CHALLENGE
Rewrite the listing below, substituting "greek-letter" for "greek-symbol" wherever it occurs and changing nothing else.

RECORDS PROVIDED

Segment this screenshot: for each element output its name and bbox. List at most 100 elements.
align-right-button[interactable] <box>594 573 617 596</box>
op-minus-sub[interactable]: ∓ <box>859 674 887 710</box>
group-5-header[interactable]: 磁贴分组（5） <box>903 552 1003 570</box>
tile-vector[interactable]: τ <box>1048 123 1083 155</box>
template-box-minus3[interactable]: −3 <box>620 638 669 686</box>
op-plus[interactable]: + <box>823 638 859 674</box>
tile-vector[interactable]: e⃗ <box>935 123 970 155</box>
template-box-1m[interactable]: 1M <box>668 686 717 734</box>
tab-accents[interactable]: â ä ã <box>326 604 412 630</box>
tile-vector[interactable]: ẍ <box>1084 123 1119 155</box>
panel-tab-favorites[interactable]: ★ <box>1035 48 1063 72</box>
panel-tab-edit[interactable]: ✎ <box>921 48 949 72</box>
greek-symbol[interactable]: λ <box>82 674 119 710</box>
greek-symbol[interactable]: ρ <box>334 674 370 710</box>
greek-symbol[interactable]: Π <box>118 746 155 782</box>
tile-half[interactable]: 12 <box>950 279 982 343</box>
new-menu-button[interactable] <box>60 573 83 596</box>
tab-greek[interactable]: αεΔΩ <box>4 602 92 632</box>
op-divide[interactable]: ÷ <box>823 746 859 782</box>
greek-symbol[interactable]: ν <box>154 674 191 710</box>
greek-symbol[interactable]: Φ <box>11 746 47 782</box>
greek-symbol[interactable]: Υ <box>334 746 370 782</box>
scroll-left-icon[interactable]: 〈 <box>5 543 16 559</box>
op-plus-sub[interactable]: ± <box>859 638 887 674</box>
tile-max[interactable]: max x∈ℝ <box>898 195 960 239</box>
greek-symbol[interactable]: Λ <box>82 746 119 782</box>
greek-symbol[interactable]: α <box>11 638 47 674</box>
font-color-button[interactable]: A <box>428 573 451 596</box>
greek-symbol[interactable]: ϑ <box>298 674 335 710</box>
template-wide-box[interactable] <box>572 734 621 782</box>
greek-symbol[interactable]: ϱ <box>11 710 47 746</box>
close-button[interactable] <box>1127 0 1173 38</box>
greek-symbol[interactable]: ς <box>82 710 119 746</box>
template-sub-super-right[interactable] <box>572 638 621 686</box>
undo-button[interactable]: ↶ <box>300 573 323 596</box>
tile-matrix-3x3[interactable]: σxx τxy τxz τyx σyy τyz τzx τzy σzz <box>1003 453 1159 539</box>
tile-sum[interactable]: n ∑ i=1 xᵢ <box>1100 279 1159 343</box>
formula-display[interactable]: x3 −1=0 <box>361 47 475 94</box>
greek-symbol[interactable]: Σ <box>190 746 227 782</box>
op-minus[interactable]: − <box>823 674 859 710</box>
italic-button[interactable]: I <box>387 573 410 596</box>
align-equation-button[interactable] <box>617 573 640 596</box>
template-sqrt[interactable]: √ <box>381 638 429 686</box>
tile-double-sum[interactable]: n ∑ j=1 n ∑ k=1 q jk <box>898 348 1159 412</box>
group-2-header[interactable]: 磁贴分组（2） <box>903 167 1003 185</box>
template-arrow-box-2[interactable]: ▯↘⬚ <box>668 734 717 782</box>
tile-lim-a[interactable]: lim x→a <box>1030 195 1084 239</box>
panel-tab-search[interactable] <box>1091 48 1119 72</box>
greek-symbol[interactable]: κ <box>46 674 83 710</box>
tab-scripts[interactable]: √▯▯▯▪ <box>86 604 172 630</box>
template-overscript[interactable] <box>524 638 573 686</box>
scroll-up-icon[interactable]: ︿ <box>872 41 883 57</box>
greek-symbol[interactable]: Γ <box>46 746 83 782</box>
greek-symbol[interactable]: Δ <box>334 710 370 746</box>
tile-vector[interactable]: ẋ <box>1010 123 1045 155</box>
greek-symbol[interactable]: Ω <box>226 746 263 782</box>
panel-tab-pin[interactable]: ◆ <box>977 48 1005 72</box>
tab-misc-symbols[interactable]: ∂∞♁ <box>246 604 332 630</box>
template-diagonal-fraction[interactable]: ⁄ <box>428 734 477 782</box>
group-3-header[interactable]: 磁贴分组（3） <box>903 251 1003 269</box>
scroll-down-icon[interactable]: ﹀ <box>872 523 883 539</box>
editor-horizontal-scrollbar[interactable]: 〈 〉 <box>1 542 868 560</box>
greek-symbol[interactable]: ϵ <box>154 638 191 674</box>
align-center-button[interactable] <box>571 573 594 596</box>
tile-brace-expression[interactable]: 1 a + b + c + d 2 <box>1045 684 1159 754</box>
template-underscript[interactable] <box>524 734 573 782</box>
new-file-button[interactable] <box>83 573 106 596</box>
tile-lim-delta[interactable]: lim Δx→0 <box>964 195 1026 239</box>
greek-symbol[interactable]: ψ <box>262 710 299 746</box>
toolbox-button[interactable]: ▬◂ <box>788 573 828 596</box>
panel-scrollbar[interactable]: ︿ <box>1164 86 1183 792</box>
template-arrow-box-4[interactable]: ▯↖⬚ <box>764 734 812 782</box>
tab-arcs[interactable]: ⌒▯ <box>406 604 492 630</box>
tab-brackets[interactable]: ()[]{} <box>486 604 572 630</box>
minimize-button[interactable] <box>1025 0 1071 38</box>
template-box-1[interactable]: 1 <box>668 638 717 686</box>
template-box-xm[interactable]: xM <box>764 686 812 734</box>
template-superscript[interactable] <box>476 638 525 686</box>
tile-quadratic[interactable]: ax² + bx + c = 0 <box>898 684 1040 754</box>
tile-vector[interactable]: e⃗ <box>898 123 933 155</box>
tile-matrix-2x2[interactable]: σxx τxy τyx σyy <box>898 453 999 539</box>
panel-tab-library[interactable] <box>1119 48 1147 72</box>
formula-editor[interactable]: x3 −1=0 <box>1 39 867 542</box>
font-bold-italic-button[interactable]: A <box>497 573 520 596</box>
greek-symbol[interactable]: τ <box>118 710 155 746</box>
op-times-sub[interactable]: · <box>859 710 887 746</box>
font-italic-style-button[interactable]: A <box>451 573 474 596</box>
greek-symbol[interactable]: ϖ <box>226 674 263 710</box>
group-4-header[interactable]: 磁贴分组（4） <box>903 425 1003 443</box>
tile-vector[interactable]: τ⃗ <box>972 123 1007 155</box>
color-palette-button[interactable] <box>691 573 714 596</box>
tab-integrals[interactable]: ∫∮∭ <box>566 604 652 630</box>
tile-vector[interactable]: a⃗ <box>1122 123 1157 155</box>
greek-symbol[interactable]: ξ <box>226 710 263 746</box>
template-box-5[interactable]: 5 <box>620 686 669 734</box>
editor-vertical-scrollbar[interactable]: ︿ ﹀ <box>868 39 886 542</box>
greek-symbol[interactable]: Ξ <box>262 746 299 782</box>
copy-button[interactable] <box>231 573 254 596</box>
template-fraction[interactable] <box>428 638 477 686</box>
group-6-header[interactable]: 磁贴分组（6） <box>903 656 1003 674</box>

SOLUTION TO THE PROBLEM
Segment this screenshot: for each element output its name and bbox. List at most 100 elements.
align-right-button[interactable] <box>594 573 617 596</box>
op-minus-sub[interactable]: ∓ <box>859 674 887 710</box>
group-5-header[interactable]: 磁贴分组（5） <box>903 552 1003 570</box>
tile-vector[interactable]: τ <box>1048 123 1083 155</box>
template-box-minus3[interactable]: −3 <box>620 638 669 686</box>
op-plus[interactable]: + <box>823 638 859 674</box>
tile-vector[interactable]: e⃗ <box>935 123 970 155</box>
template-box-1m[interactable]: 1M <box>668 686 717 734</box>
tab-accents[interactable]: â ä ã <box>326 604 412 630</box>
tile-vector[interactable]: ẍ <box>1084 123 1119 155</box>
panel-tab-favorites[interactable]: ★ <box>1035 48 1063 72</box>
panel-tab-edit[interactable]: ✎ <box>921 48 949 72</box>
greek-letter[interactable]: λ <box>82 674 119 710</box>
greek-letter[interactable]: ρ <box>334 674 370 710</box>
greek-letter[interactable]: Π <box>118 746 155 782</box>
tile-half[interactable]: 12 <box>950 279 982 343</box>
new-menu-button[interactable] <box>60 573 83 596</box>
tab-greek[interactable]: αεΔΩ <box>4 602 92 632</box>
op-divide[interactable]: ÷ <box>823 746 859 782</box>
greek-letter[interactable]: ν <box>154 674 191 710</box>
greek-letter[interactable]: Φ <box>11 746 47 782</box>
greek-letter[interactable]: Υ <box>334 746 370 782</box>
scroll-left-icon[interactable]: 〈 <box>5 543 16 559</box>
op-plus-sub[interactable]: ± <box>859 638 887 674</box>
tile-max[interactable]: max x∈ℝ <box>898 195 960 239</box>
greek-letter[interactable]: Λ <box>82 746 119 782</box>
greek-letter[interactable]: α <box>11 638 47 674</box>
font-color-button[interactable]: A <box>428 573 451 596</box>
greek-letter[interactable]: ϑ <box>298 674 335 710</box>
template-wide-box[interactable] <box>572 734 621 782</box>
greek-letter[interactable]: ϱ <box>11 710 47 746</box>
close-button[interactable] <box>1127 0 1173 38</box>
greek-letter[interactable]: ς <box>82 710 119 746</box>
template-sub-super-right[interactable] <box>572 638 621 686</box>
undo-button[interactable]: ↶ <box>300 573 323 596</box>
tile-matrix-3x3[interactable]: σxx τxy τxz τyx σyy τyz τzx τzy σzz <box>1003 453 1159 539</box>
tile-sum[interactable]: n ∑ i=1 xᵢ <box>1100 279 1159 343</box>
formula-display[interactable]: x3 −1=0 <box>361 47 475 94</box>
greek-letter[interactable]: Σ <box>190 746 227 782</box>
op-minus[interactable]: − <box>823 674 859 710</box>
italic-button[interactable]: I <box>387 573 410 596</box>
align-equation-button[interactable] <box>617 573 640 596</box>
template-sqrt[interactable]: √ <box>381 638 429 686</box>
tile-double-sum[interactable]: n ∑ j=1 n ∑ k=1 q jk <box>898 348 1159 412</box>
group-2-header[interactable]: 磁贴分组（2） <box>903 167 1003 185</box>
template-arrow-box-2[interactable]: ▯↘⬚ <box>668 734 717 782</box>
tile-lim-a[interactable]: lim x→a <box>1030 195 1084 239</box>
panel-tab-search[interactable] <box>1091 48 1119 72</box>
greek-letter[interactable]: κ <box>46 674 83 710</box>
tab-scripts[interactable]: √▯▯▯▪ <box>86 604 172 630</box>
template-overscript[interactable] <box>524 638 573 686</box>
scroll-up-icon[interactable]: ︿ <box>872 41 883 57</box>
greek-letter[interactable]: Γ <box>46 746 83 782</box>
greek-letter[interactable]: Δ <box>334 710 370 746</box>
tile-vector[interactable]: ẋ <box>1010 123 1045 155</box>
greek-letter[interactable]: Ω <box>226 746 263 782</box>
panel-tab-pin[interactable]: ◆ <box>977 48 1005 72</box>
tab-misc-symbols[interactable]: ∂∞♁ <box>246 604 332 630</box>
template-diagonal-fraction[interactable]: ⁄ <box>428 734 477 782</box>
group-3-header[interactable]: 磁贴分组（3） <box>903 251 1003 269</box>
scroll-down-icon[interactable]: ﹀ <box>872 523 883 539</box>
editor-horizontal-scrollbar[interactable]: 〈 〉 <box>1 542 868 560</box>
greek-letter[interactable]: ϵ <box>154 638 191 674</box>
align-center-button[interactable] <box>571 573 594 596</box>
tile-brace-expression[interactable]: 1 a + b + c + d 2 <box>1045 684 1159 754</box>
template-underscript[interactable] <box>524 734 573 782</box>
new-file-button[interactable] <box>83 573 106 596</box>
tile-lim-delta[interactable]: lim Δx→0 <box>964 195 1026 239</box>
greek-letter[interactable]: ψ <box>262 710 299 746</box>
toolbox-button[interactable]: ▬◂ <box>788 573 828 596</box>
panel-scrollbar[interactable]: ︿ <box>1164 86 1183 792</box>
template-arrow-box-4[interactable]: ▯↖⬚ <box>764 734 812 782</box>
tab-arcs[interactable]: ⌒▯ <box>406 604 492 630</box>
tab-brackets[interactable]: ()[]{} <box>486 604 572 630</box>
minimize-button[interactable] <box>1025 0 1071 38</box>
template-box-1[interactable]: 1 <box>668 638 717 686</box>
template-box-xm[interactable]: xM <box>764 686 812 734</box>
template-superscript[interactable] <box>476 638 525 686</box>
tile-quadratic[interactable]: ax² + bx + c = 0 <box>898 684 1040 754</box>
tile-vector[interactable]: e⃗ <box>898 123 933 155</box>
tile-matrix-2x2[interactable]: σxx τxy τyx σyy <box>898 453 999 539</box>
panel-tab-library[interactable] <box>1119 48 1147 72</box>
formula-editor[interactable]: x3 −1=0 <box>1 39 867 542</box>
font-bold-italic-button[interactable]: A <box>497 573 520 596</box>
greek-letter[interactable]: τ <box>118 710 155 746</box>
op-times-sub[interactable]: · <box>859 710 887 746</box>
font-italic-style-button[interactable]: A <box>451 573 474 596</box>
greek-letter[interactable]: ϖ <box>226 674 263 710</box>
group-4-header[interactable]: 磁贴分组（4） <box>903 425 1003 443</box>
tile-vector[interactable]: τ⃗ <box>972 123 1007 155</box>
color-palette-button[interactable] <box>691 573 714 596</box>
tab-integrals[interactable]: ∫∮∭ <box>566 604 652 630</box>
tile-vector[interactable]: a⃗ <box>1122 123 1157 155</box>
greek-letter[interactable]: ξ <box>226 710 263 746</box>
template-box-5[interactable]: 5 <box>620 686 669 734</box>
editor-vertical-scrollbar[interactable]: ︿ ﹀ <box>868 39 886 542</box>
greek-letter[interactable]: Ξ <box>262 746 299 782</box>
copy-button[interactable] <box>231 573 254 596</box>
template-fraction[interactable] <box>428 638 477 686</box>
group-6-header[interactable]: 磁贴分组（6） <box>903 656 1003 674</box>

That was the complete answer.